[What is needed]: Take each line that has the word "ylabel" and return it.

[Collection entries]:
::::

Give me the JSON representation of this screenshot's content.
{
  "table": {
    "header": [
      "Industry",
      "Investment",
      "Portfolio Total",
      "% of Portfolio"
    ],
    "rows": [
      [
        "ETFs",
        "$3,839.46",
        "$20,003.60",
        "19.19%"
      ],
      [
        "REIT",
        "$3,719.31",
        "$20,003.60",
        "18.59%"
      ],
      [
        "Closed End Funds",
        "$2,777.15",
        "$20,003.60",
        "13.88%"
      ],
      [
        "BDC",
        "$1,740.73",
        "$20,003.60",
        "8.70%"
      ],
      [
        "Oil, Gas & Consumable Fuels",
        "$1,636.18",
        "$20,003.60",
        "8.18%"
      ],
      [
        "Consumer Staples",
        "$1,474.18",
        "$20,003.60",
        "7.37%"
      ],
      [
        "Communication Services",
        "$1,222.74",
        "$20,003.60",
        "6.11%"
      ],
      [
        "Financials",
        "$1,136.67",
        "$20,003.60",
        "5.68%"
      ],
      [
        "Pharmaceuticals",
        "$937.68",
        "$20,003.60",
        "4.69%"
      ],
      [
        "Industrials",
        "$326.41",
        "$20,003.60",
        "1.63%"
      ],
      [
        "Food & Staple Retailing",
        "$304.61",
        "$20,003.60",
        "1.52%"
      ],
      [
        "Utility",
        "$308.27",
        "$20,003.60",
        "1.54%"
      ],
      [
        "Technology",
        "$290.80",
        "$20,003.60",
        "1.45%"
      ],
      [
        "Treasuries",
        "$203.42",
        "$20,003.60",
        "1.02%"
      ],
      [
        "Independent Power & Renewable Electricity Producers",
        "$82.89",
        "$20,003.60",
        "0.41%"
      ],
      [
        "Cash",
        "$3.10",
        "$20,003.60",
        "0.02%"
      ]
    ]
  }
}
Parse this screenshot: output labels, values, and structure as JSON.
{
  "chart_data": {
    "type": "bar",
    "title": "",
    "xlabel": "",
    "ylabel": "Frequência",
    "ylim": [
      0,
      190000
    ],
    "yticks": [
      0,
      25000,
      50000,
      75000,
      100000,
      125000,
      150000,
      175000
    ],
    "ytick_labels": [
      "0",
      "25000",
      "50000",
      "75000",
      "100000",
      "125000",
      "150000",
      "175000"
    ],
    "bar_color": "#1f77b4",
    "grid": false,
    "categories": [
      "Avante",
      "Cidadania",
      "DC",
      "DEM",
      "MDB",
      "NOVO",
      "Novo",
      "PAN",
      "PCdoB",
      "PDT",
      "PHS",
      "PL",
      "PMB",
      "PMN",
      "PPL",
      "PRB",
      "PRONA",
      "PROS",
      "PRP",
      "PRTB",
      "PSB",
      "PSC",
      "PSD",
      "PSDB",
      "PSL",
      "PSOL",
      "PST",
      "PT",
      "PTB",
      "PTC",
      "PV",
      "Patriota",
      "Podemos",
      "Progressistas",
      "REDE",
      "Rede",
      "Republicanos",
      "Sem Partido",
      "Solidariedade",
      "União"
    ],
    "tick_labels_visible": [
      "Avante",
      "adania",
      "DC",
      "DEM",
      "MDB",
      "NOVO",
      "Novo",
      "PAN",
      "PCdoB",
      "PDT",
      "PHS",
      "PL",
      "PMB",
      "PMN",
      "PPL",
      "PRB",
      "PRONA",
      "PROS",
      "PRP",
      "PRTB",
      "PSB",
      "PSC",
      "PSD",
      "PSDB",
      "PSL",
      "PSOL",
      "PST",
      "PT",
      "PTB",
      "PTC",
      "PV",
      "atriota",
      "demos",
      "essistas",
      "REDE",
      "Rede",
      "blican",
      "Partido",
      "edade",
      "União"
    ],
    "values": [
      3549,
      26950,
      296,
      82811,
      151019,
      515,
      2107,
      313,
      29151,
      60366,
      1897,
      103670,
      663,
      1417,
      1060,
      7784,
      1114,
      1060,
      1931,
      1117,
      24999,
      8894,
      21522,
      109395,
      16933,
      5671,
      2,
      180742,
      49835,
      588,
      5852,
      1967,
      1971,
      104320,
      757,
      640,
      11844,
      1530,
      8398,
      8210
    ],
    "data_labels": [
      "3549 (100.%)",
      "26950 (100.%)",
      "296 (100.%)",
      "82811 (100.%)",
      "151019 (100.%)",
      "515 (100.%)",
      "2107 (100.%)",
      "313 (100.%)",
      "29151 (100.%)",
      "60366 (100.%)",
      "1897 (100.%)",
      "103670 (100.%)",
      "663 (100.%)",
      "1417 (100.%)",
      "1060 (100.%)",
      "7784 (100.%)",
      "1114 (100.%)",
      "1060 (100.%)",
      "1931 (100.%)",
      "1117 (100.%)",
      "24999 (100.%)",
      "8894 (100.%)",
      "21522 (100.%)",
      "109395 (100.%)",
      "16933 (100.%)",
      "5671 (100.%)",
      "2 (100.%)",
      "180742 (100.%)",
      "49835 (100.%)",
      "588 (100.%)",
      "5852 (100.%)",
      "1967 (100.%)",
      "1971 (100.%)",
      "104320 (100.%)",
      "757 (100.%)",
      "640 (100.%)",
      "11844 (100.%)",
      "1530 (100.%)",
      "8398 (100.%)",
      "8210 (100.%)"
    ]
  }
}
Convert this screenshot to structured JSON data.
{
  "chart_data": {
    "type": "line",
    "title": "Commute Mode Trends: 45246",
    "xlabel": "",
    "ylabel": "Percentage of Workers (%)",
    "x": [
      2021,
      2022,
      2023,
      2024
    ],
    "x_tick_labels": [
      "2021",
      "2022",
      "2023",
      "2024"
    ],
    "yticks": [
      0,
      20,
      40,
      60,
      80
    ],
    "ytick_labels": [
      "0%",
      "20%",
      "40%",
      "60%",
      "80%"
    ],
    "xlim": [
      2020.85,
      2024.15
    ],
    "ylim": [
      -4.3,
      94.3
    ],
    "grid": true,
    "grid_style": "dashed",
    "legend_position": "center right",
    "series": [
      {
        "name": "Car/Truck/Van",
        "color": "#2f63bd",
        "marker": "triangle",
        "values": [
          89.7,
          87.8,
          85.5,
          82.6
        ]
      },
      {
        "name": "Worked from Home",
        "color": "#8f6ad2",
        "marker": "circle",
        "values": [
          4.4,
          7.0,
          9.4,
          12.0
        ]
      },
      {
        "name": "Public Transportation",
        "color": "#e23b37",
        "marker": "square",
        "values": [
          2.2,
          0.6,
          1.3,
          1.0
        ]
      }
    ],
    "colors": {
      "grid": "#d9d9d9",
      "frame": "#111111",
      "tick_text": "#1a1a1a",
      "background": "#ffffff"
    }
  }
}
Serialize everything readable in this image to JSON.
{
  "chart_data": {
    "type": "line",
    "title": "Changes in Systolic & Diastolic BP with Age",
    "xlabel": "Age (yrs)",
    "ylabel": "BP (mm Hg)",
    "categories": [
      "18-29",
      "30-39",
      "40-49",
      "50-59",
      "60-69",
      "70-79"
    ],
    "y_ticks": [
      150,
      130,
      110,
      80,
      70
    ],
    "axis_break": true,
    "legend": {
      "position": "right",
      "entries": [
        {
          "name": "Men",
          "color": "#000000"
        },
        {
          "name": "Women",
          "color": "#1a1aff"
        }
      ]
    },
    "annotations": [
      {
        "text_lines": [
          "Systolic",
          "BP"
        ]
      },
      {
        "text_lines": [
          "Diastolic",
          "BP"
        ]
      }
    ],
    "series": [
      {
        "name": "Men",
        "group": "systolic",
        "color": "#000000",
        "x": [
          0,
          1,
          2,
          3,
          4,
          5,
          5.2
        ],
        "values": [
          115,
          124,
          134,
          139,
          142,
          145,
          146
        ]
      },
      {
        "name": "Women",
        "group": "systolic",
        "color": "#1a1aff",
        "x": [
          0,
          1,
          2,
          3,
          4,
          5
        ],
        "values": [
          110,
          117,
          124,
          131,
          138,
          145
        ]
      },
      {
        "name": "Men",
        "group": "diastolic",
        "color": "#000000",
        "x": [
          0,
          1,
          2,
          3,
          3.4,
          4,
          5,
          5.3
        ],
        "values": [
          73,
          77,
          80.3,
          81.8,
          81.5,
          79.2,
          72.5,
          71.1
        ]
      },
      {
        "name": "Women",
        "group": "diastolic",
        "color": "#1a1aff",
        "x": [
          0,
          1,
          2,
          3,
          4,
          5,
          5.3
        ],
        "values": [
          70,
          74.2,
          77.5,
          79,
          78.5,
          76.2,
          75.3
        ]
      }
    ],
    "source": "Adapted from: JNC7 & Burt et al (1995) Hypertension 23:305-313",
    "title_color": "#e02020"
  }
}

::::

[Task response]:
    "ylabel": "Frequência",
    "ylabel": "Percentage of Workers (%)",
    "ylabel": "BP (mm Hg)",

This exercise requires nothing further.